EXERCISE DIRECTIONS. Answer with nothing except the number of lines that contain the word "solid".

********

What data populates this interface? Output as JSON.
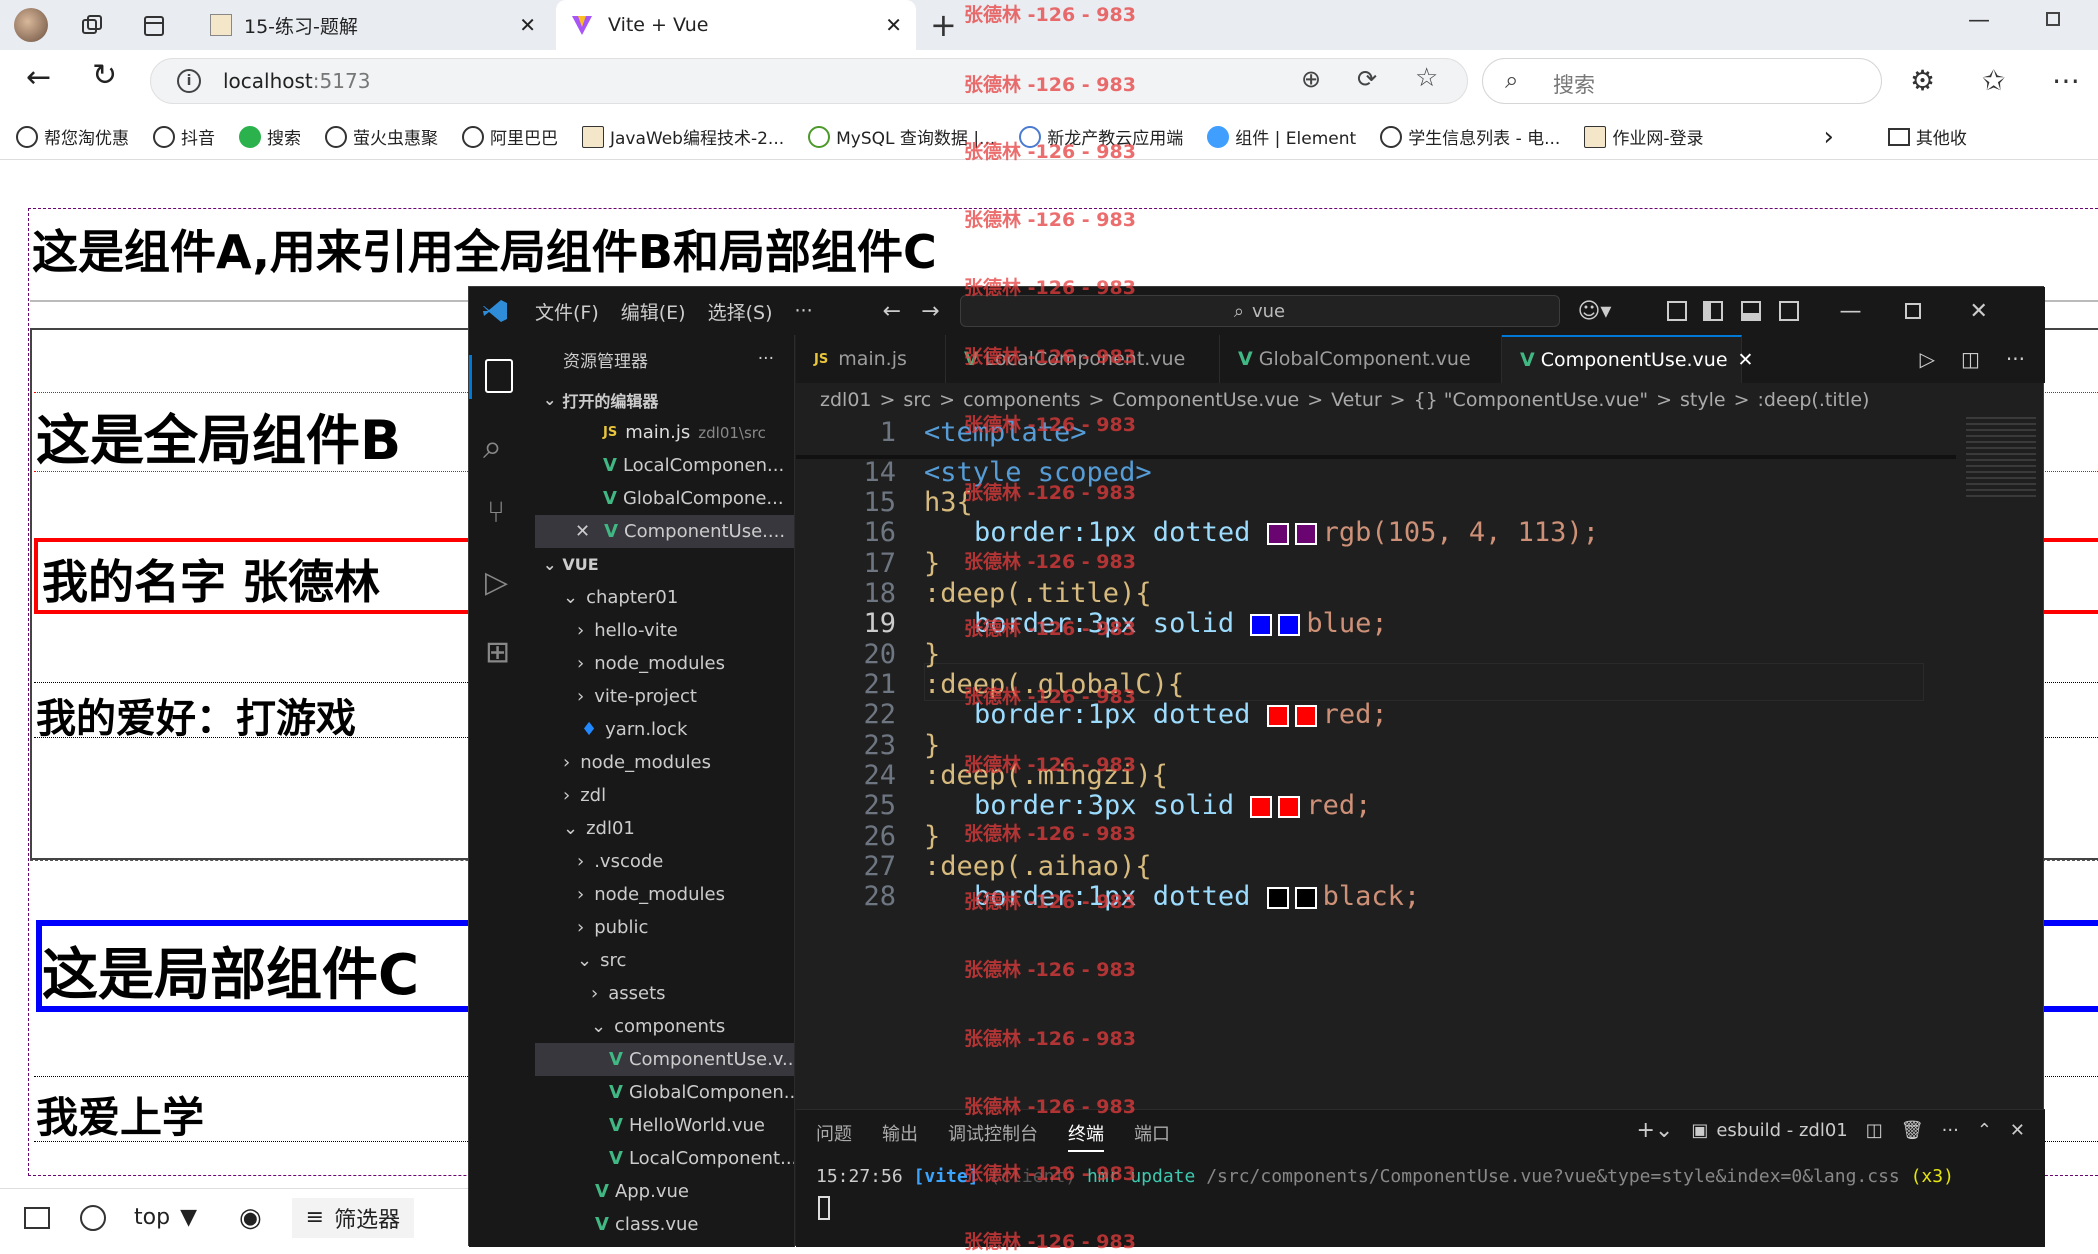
{
  "browser": {
    "tabs": [
      {
        "title": "15-练习-题解"
      },
      {
        "title": "Vite + Vue"
      }
    ],
    "url_host": "localhost",
    "url_port": ":5173",
    "search_placeholder": "搜索",
    "bookmarks": [
      "帮您淘优惠",
      "抖音",
      "搜索",
      "萤火虫惠聚",
      "阿里巴巴",
      "JavaWeb编程技术-2...",
      "MySQL 查询数据 |...",
      "新龙产教云应用端",
      "组件 | Element",
      "学生信息列表 - 电...",
      "作业网-登录"
    ],
    "other_bookmarks": "其他收"
  },
  "page": {
    "h_a": "这是组件A,用来引用全局组件B和局部组件C",
    "h_b": "这是全局组件B",
    "name": "我的名字 张德林",
    "hobby": "我的爱好：打游戏",
    "h_c": "这是局部组件C",
    "study": "我爱上学"
  },
  "devtools": {
    "context": "top",
    "filter": "筛选器"
  },
  "vscode": {
    "menu": [
      "文件(F)",
      "编辑(E)",
      "选择(S)",
      "···"
    ],
    "search": "vue",
    "explorer_title": "资源管理器",
    "open_editors": "打开的编辑器",
    "open_files": [
      {
        "name": "main.js",
        "path": "zdl01\\src",
        "icon": "JS"
      },
      {
        "name": "LocalComponen...",
        "icon": "V"
      },
      {
        "name": "GlobalCompone...",
        "icon": "V"
      },
      {
        "name": "ComponentUse....",
        "icon": "V"
      }
    ],
    "root": "VUE",
    "tree": [
      {
        "name": "chapter01",
        "indent": 1,
        "kind": "open"
      },
      {
        "name": "hello-vite",
        "indent": 2,
        "kind": "closed"
      },
      {
        "name": "node_modules",
        "indent": 2,
        "kind": "closed"
      },
      {
        "name": "vite-project",
        "indent": 2,
        "kind": "closed"
      },
      {
        "name": "yarn.lock",
        "indent": 2,
        "kind": "file"
      },
      {
        "name": "node_modules",
        "indent": 1,
        "kind": "closed"
      },
      {
        "name": "zdl",
        "indent": 1,
        "kind": "closed"
      },
      {
        "name": "zdl01",
        "indent": 1,
        "kind": "open"
      },
      {
        "name": ".vscode",
        "indent": 2,
        "kind": "closed"
      },
      {
        "name": "node_modules",
        "indent": 2,
        "kind": "closed"
      },
      {
        "name": "public",
        "indent": 2,
        "kind": "closed"
      },
      {
        "name": "src",
        "indent": 2,
        "kind": "open"
      },
      {
        "name": "assets",
        "indent": 3,
        "kind": "closed"
      },
      {
        "name": "components",
        "indent": 3,
        "kind": "open"
      },
      {
        "name": "ComponentUse.v...",
        "indent": 4,
        "kind": "vue"
      },
      {
        "name": "GlobalComponen...",
        "indent": 4,
        "kind": "vue"
      },
      {
        "name": "HelloWorld.vue",
        "indent": 4,
        "kind": "vue"
      },
      {
        "name": "LocalComponent....",
        "indent": 4,
        "kind": "vue"
      },
      {
        "name": "App.vue",
        "indent": 3,
        "kind": "vue"
      },
      {
        "name": "class.vue",
        "indent": 3,
        "kind": "vue"
      }
    ],
    "tabs": [
      {
        "name": "main.js",
        "icon": "JS"
      },
      {
        "name": "LocalComponent.vue",
        "icon": "V"
      },
      {
        "name": "GlobalComponent.vue",
        "icon": "V"
      },
      {
        "name": "ComponentUse.vue",
        "icon": "V"
      }
    ],
    "breadcrumb": [
      "zdl01",
      ">",
      "src",
      ">",
      "components",
      ">",
      "ComponentUse.vue",
      ">",
      "Vetur",
      ">",
      "{} \"ComponentUse.vue\"",
      ">",
      "style",
      ">",
      ":deep(.title)"
    ],
    "code": [
      {
        "n": "1",
        "t": "<template>"
      },
      {
        "n": "14",
        "t": "<style scoped>"
      },
      {
        "n": "15",
        "t": "h3{"
      },
      {
        "n": "16",
        "t": "border:1px dotted rgb(105, 4, 113);",
        "swatch": "#690471"
      },
      {
        "n": "17",
        "t": "}"
      },
      {
        "n": "18",
        "t": ":deep(.title){"
      },
      {
        "n": "19",
        "t": "border:3px solid blue;",
        "swatch": "#0000ff"
      },
      {
        "n": "20",
        "t": "}"
      },
      {
        "n": "21",
        "t": ":deep(.globalC){"
      },
      {
        "n": "22",
        "t": "border:1px dotted red;",
        "swatch": "#ff0000"
      },
      {
        "n": "23",
        "t": "}"
      },
      {
        "n": "24",
        "t": ":deep(.mingzi){"
      },
      {
        "n": "25",
        "t": "border:3px solid red;",
        "swatch": "#ff0000"
      },
      {
        "n": "26",
        "t": "}"
      },
      {
        "n": "27",
        "t": ":deep(.aihao){"
      },
      {
        "n": "28",
        "t": "border:1px dotted black;",
        "swatch": "#000000"
      }
    ],
    "panel_tabs": [
      "问题",
      "输出",
      "调试控制台",
      "终端",
      "端口"
    ],
    "terminal_name": "esbuild - zdl01",
    "terminal_line": {
      "time": "15:27:56",
      "tag": "[vite]",
      "client": "(client)",
      "msg": "hmr update",
      "path": "/src/components/ComponentUse.vue?vue&type=style&index=0&lang.css",
      "count": "(x3)"
    }
  },
  "watermark": "张德林 -126 - 983"
}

********

EXPECTED ANSWER. 2